__TASK__.
Pictures in the data below are not part of the copy; transcribe everything else exactly.

__DATA FOR THIS EXERCISE__.
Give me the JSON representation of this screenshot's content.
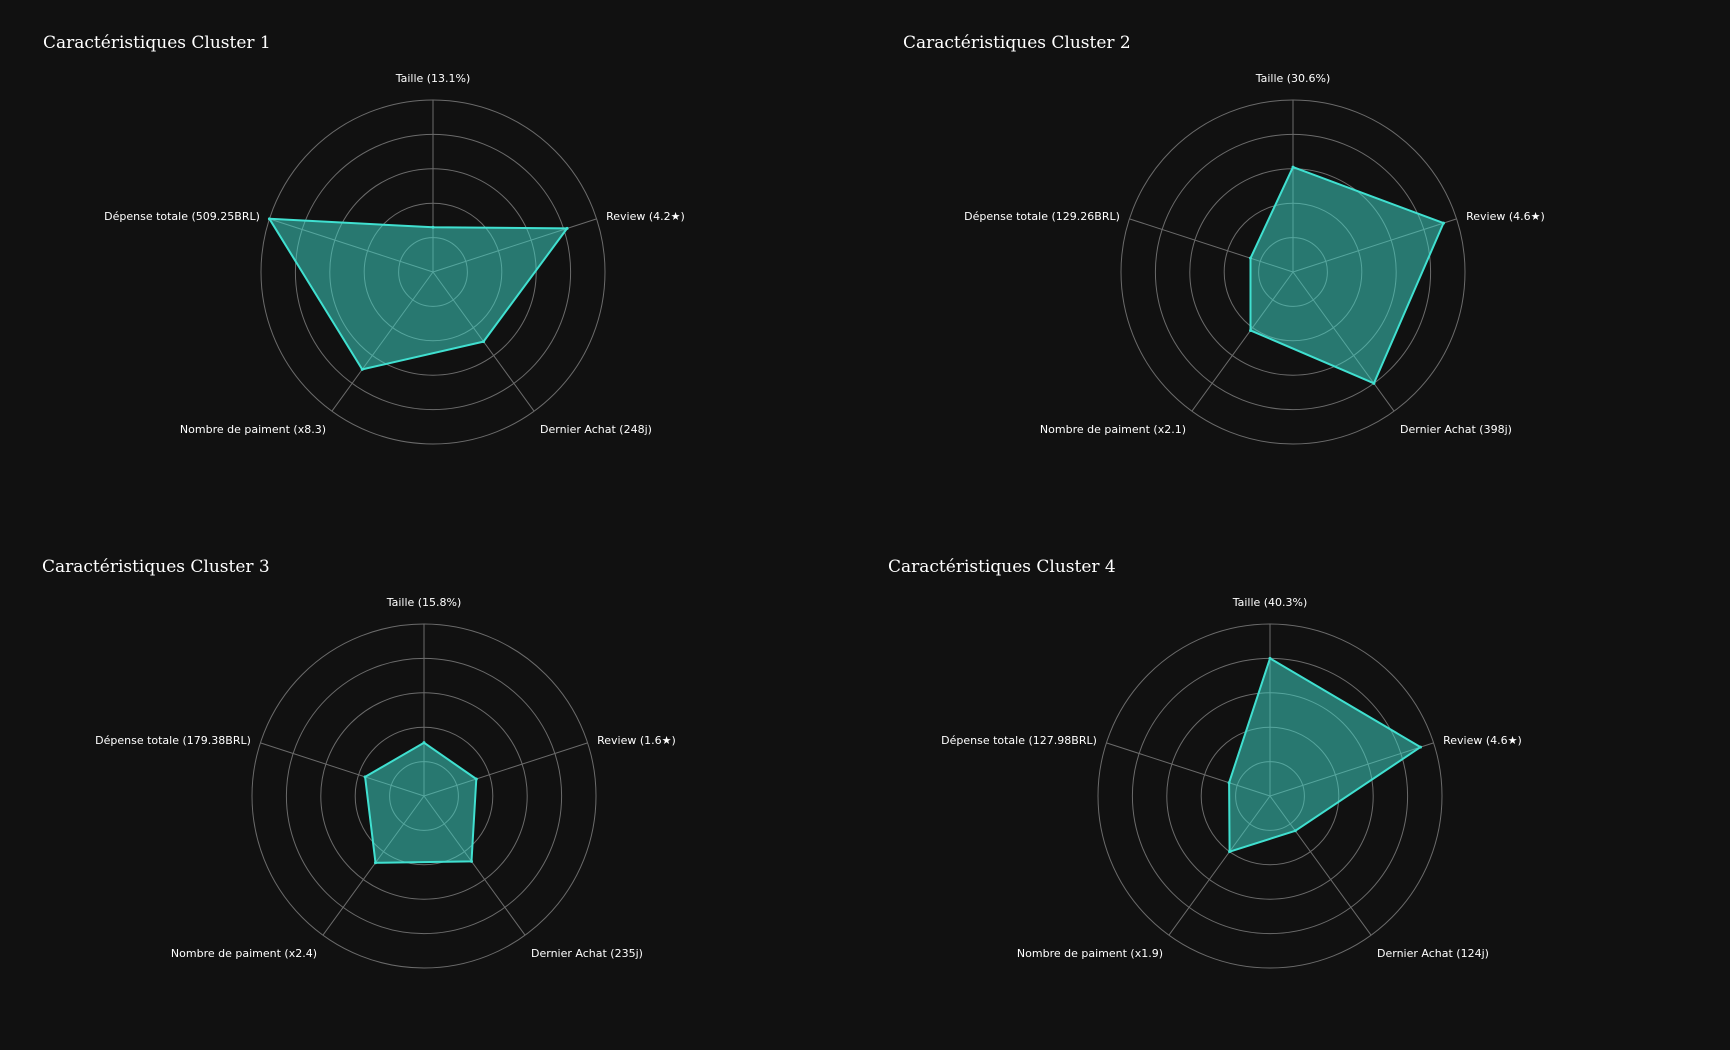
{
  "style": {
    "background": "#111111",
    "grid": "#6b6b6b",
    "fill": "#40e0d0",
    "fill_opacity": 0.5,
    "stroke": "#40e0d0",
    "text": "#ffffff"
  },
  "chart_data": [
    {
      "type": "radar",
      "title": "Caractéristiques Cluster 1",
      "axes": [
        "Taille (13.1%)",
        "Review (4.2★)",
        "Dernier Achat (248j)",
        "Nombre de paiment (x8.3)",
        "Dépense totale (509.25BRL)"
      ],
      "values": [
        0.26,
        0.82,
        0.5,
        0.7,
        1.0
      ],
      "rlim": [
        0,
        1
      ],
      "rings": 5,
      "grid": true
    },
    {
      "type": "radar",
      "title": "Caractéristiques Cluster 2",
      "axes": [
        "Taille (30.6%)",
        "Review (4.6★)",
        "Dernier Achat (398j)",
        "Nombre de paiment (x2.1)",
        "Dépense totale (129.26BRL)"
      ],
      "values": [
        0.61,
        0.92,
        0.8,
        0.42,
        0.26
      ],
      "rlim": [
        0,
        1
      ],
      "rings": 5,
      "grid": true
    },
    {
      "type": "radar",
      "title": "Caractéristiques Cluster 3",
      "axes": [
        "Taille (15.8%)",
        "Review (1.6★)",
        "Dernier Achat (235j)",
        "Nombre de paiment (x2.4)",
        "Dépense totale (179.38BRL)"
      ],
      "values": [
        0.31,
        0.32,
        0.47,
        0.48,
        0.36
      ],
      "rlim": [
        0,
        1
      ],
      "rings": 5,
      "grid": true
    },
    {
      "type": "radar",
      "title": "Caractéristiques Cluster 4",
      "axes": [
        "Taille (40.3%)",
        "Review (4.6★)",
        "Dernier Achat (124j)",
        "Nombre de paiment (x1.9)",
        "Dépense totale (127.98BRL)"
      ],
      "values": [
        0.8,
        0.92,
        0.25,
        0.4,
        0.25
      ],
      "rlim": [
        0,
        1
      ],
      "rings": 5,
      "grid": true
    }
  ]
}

__ANSWER TO THE PROBLEM__.
Give me the JSON representation of this screenshot's content.
{
  "style": {
    "background": "#111111",
    "grid": "#6b6b6b",
    "fill": "#40e0d0",
    "fill_opacity": 0.5,
    "stroke": "#40e0d0",
    "text": "#ffffff"
  },
  "chart_data": [
    {
      "type": "radar",
      "title": "Caractéristiques Cluster 1",
      "axes": [
        "Taille (13.1%)",
        "Review (4.2★)",
        "Dernier Achat (248j)",
        "Nombre de paiment (x8.3)",
        "Dépense totale (509.25BRL)"
      ],
      "values": [
        0.26,
        0.82,
        0.5,
        0.7,
        1.0
      ],
      "rlim": [
        0,
        1
      ],
      "rings": 5,
      "grid": true
    },
    {
      "type": "radar",
      "title": "Caractéristiques Cluster 2",
      "axes": [
        "Taille (30.6%)",
        "Review (4.6★)",
        "Dernier Achat (398j)",
        "Nombre de paiment (x2.1)",
        "Dépense totale (129.26BRL)"
      ],
      "values": [
        0.61,
        0.92,
        0.8,
        0.42,
        0.26
      ],
      "rlim": [
        0,
        1
      ],
      "rings": 5,
      "grid": true
    },
    {
      "type": "radar",
      "title": "Caractéristiques Cluster 3",
      "axes": [
        "Taille (15.8%)",
        "Review (1.6★)",
        "Dernier Achat (235j)",
        "Nombre de paiment (x2.4)",
        "Dépense totale (179.38BRL)"
      ],
      "values": [
        0.31,
        0.32,
        0.47,
        0.48,
        0.36
      ],
      "rlim": [
        0,
        1
      ],
      "rings": 5,
      "grid": true
    },
    {
      "type": "radar",
      "title": "Caractéristiques Cluster 4",
      "axes": [
        "Taille (40.3%)",
        "Review (4.6★)",
        "Dernier Achat (124j)",
        "Nombre de paiment (x1.9)",
        "Dépense totale (127.98BRL)"
      ],
      "values": [
        0.8,
        0.92,
        0.25,
        0.4,
        0.25
      ],
      "rlim": [
        0,
        1
      ],
      "rings": 5,
      "grid": true
    }
  ]
}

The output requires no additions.